__Objective__
Output only the lines from the one holding "Type out the text in this image." to the end of the data below, please, copied exactly.

__Record excerpts__
———

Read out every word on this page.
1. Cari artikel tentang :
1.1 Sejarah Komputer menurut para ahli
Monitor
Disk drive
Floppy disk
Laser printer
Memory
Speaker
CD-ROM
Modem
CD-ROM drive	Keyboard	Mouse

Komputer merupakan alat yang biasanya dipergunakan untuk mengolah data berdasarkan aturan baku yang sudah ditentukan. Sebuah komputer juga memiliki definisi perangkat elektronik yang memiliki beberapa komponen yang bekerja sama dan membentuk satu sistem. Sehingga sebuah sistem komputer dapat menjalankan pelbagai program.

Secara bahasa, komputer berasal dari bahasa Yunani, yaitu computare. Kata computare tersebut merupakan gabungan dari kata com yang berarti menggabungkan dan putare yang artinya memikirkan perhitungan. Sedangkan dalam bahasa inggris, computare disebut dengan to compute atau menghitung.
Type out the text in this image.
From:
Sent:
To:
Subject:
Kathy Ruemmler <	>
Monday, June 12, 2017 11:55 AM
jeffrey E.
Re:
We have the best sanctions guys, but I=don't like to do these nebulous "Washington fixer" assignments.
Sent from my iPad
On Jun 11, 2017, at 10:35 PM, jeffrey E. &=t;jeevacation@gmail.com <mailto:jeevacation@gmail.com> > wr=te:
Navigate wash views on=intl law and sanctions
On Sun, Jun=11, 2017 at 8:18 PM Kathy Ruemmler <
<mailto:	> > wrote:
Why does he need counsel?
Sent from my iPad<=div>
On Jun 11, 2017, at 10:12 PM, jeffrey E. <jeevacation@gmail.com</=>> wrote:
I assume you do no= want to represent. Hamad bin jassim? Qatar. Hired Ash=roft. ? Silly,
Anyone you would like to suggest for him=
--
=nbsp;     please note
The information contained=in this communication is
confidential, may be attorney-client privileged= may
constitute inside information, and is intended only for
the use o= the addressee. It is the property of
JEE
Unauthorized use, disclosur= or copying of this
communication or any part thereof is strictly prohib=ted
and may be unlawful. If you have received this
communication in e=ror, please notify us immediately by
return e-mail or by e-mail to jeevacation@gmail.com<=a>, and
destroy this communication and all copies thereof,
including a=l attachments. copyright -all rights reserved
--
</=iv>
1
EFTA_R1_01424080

———

__Answer__
Type out the text in this image.
From:
Sent:
To:
Subject:
Kathy Ruemmler <	>
Monday, June 12, 2017 11:55 AM
jeffrey E.
Re:
We have the best sanctions guys, but I=don't like to do these nebulous "Washington fixer" assignments.
Sent from my iPad
On Jun 11, 2017, at 10:35 PM, jeffrey E. &=t;jeevacation@gmail.com <mailto:jeevacation@gmail.com> > wr=te:
Navigate wash views on=intl law and sanctions
On Sun, Jun=11, 2017 at 8:18 PM Kathy Ruemmler <
<mailto:	> > wrote:
Why does he need counsel?
Sent from my iPad<=div>
On Jun 11, 2017, at 10:12 PM, jeffrey E. <jeevacation@gmail.com</=>> wrote:
I assume you do no= want to represent. Hamad bin jassim? Qatar. Hired Ash=roft. ? Silly,
Anyone you would like to suggest for him=
--
=nbsp;     please note
The information contained=in this communication is
confidential, may be attorney-client privileged= may
constitute inside information, and is intended only for
the use o= the addressee. It is the property of
JEE
Unauthorized use, disclosur= or copying of this
communication or any part thereof is strictly prohib=ted
and may be unlawful. If you have received this
communication in e=ror, please notify us immediately by
return e-mail or by e-mail to jeevacation@gmail.com<=a>, and
destroy this communication and all copies thereof,
including a=l attachments. copyright -all rights reserved
--
</=iv>
1
EFTA_R1_01424080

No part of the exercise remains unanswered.